**YOUR INSTRUCTIONS**. Exactly reproduce the line containing "Read this page and output its text content." and all later lines to the end of the entries, leaving the pictures out of your copy.

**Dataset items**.
==================================================
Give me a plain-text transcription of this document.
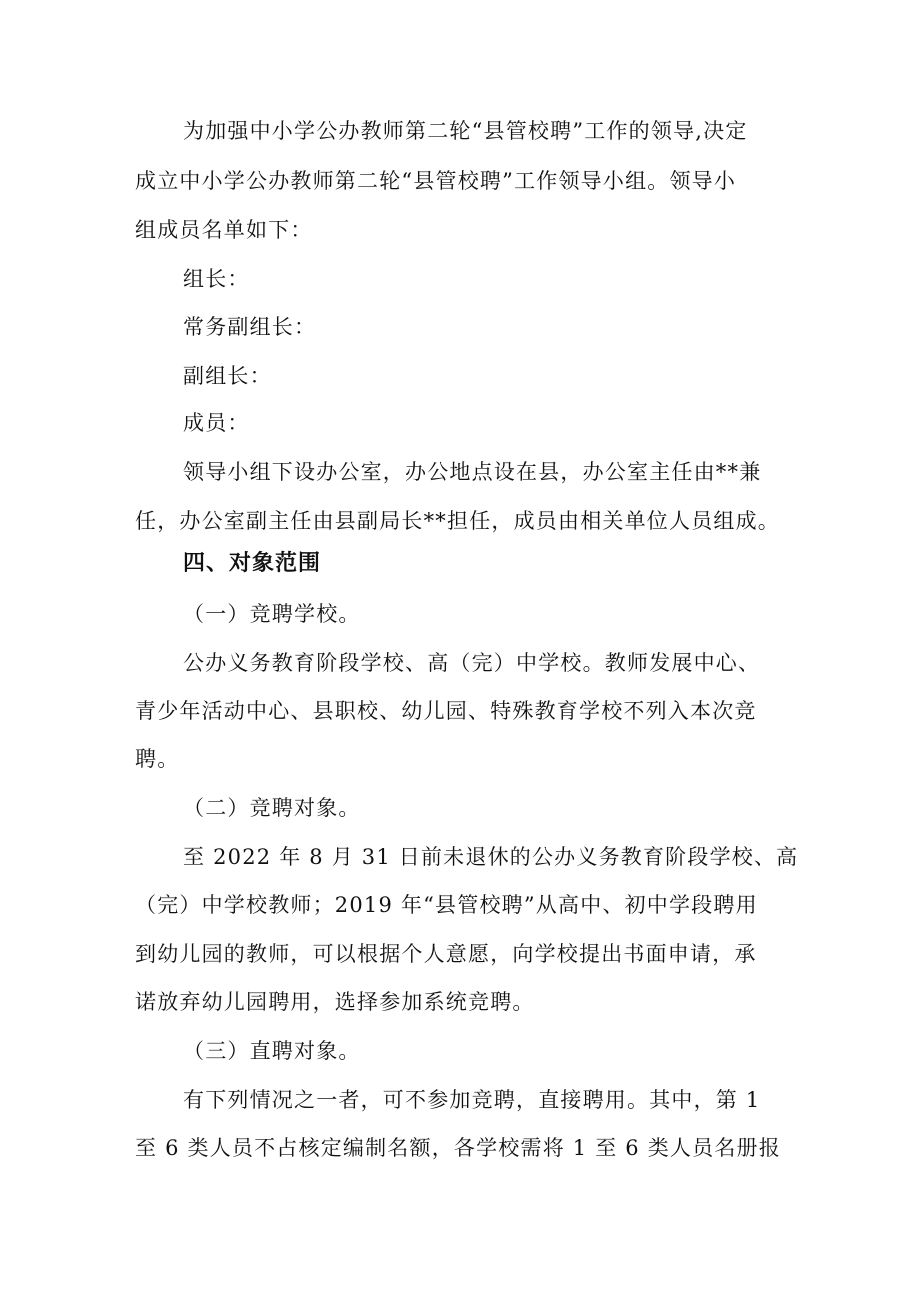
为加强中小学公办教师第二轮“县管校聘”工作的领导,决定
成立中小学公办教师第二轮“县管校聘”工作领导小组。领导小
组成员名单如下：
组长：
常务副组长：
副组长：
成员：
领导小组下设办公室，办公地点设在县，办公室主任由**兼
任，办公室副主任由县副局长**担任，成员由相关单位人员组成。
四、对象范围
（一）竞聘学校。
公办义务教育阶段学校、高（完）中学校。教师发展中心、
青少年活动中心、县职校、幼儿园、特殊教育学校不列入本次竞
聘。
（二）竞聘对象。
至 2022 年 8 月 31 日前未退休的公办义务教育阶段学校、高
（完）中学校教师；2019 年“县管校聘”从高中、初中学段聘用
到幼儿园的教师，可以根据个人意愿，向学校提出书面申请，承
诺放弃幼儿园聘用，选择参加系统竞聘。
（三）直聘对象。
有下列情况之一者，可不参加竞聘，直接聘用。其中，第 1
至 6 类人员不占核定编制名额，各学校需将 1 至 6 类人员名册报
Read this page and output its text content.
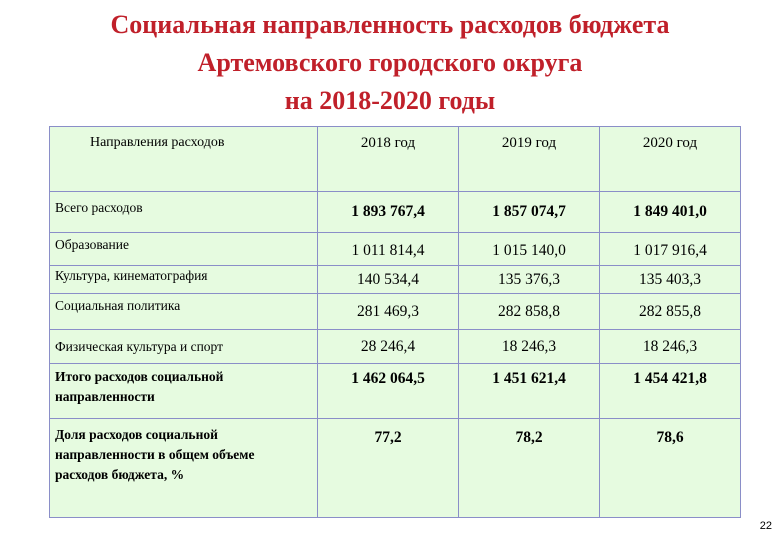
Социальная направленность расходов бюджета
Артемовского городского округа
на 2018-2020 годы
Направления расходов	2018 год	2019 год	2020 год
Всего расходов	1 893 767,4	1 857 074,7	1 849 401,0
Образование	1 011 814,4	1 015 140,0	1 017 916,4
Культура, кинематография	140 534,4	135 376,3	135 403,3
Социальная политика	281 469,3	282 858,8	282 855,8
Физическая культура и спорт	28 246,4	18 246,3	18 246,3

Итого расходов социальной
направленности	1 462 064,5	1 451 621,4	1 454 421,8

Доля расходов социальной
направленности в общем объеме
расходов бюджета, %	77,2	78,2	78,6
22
==================================================
**FINAL RESULT**.
Read this page and output its text content.
Социальная направленность расходов бюджета
Артемовского городского округа
на 2018-2020 годы
Направления расходов	2018 год	2019 год	2020 год
Всего расходов	1 893 767,4	1 857 074,7	1 849 401,0
Образование	1 011 814,4	1 015 140,0	1 017 916,4
Культура, кинематография	140 534,4	135 376,3	135 403,3
Социальная политика	281 469,3	282 858,8	282 855,8
Физическая культура и спорт	28 246,4	18 246,3	18 246,3

Итого расходов социальной
направленности	1 462 064,5	1 451 621,4	1 454 421,8

Доля расходов социальной
направленности в общем объеме
расходов бюджета, %	77,2	78,2	78,6
22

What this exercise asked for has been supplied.